**Task description**
Write out the whole listing again, exactly as given.

**Entries provided**
** begin **
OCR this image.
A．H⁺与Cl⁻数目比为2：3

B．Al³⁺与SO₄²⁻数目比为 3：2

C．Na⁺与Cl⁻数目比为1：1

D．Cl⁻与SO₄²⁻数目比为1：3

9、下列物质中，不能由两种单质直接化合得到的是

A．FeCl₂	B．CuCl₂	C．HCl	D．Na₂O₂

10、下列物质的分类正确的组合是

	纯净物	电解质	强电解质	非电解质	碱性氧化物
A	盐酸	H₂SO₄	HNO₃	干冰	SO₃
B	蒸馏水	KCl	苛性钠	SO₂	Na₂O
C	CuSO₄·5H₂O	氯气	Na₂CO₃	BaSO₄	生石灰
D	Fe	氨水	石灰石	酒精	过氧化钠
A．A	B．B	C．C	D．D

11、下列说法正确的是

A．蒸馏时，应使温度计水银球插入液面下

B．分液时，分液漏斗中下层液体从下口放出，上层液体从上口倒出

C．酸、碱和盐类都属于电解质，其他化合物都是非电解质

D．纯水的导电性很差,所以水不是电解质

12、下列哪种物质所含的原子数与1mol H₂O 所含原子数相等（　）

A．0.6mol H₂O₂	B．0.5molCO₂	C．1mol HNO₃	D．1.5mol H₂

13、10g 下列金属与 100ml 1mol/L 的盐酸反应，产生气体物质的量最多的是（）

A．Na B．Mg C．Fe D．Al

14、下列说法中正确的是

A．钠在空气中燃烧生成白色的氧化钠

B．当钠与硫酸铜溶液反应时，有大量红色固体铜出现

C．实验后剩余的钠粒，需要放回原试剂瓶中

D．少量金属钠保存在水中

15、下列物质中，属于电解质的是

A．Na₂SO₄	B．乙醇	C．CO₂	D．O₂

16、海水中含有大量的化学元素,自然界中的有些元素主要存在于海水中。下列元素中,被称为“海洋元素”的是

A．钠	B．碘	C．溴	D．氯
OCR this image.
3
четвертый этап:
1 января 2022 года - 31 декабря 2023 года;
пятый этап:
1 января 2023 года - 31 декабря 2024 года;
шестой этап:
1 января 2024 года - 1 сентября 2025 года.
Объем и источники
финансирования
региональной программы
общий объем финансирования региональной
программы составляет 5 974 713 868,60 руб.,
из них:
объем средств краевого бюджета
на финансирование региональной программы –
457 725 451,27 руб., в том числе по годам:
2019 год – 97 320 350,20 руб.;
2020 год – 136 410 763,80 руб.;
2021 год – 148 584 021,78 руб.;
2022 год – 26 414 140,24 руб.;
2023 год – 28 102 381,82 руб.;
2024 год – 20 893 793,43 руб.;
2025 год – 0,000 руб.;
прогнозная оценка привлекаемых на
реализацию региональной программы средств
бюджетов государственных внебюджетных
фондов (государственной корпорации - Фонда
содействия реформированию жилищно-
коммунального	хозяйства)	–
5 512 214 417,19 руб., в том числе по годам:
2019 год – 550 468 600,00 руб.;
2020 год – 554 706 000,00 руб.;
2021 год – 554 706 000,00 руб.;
** end **
**Result for this task**
OCR this image.
A．H⁺与Cl⁻数目比为2：3

B．Al³⁺与SO₄²⁻数目比为 3：2

C．Na⁺与Cl⁻数目比为1：1

D．Cl⁻与SO₄²⁻数目比为1：3

9、下列物质中，不能由两种单质直接化合得到的是

A．FeCl₂	B．CuCl₂	C．HCl	D．Na₂O₂

10、下列物质的分类正确的组合是

	纯净物	电解质	强电解质	非电解质	碱性氧化物
A	盐酸	H₂SO₄	HNO₃	干冰	SO₃
B	蒸馏水	KCl	苛性钠	SO₂	Na₂O
C	CuSO₄·5H₂O	氯气	Na₂CO₃	BaSO₄	生石灰
D	Fe	氨水	石灰石	酒精	过氧化钠
A．A	B．B	C．C	D．D

11、下列说法正确的是

A．蒸馏时，应使温度计水银球插入液面下

B．分液时，分液漏斗中下层液体从下口放出，上层液体从上口倒出

C．酸、碱和盐类都属于电解质，其他化合物都是非电解质

D．纯水的导电性很差,所以水不是电解质

12、下列哪种物质所含的原子数与1mol H₂O 所含原子数相等（　）

A．0.6mol H₂O₂	B．0.5molCO₂	C．1mol HNO₃	D．1.5mol H₂

13、10g 下列金属与 100ml 1mol/L 的盐酸反应，产生气体物质的量最多的是（）

A．Na B．Mg C．Fe D．Al

14、下列说法中正确的是

A．钠在空气中燃烧生成白色的氧化钠

B．当钠与硫酸铜溶液反应时，有大量红色固体铜出现

C．实验后剩余的钠粒，需要放回原试剂瓶中

D．少量金属钠保存在水中

15、下列物质中，属于电解质的是

A．Na₂SO₄	B．乙醇	C．CO₂	D．O₂

16、海水中含有大量的化学元素,自然界中的有些元素主要存在于海水中。下列元素中,被称为“海洋元素”的是

A．钠	B．碘	C．溴	D．氯
OCR this image.
3
четвертый этап:
1 января 2022 года - 31 декабря 2023 года;
пятый этап:
1 января 2023 года - 31 декабря 2024 года;
шестой этап:
1 января 2024 года - 1 сентября 2025 года.
Объем и источники
финансирования
региональной программы
общий объем финансирования региональной
программы составляет 5 974 713 868,60 руб.,
из них:
объем средств краевого бюджета
на финансирование региональной программы –
457 725 451,27 руб., в том числе по годам:
2019 год – 97 320 350,20 руб.;
2020 год – 136 410 763,80 руб.;
2021 год – 148 584 021,78 руб.;
2022 год – 26 414 140,24 руб.;
2023 год – 28 102 381,82 руб.;
2024 год – 20 893 793,43 руб.;
2025 год – 0,000 руб.;
прогнозная оценка привлекаемых на
реализацию региональной программы средств
бюджетов государственных внебюджетных
фондов (государственной корпорации - Фонда
содействия реформированию жилищно-
коммунального	хозяйства)	–
5 512 214 417,19 руб., в том числе по годам:
2019 год – 550 468 600,00 руб.;
2020 год – 554 706 000,00 руб.;
2021 год – 554 706 000,00 руб.;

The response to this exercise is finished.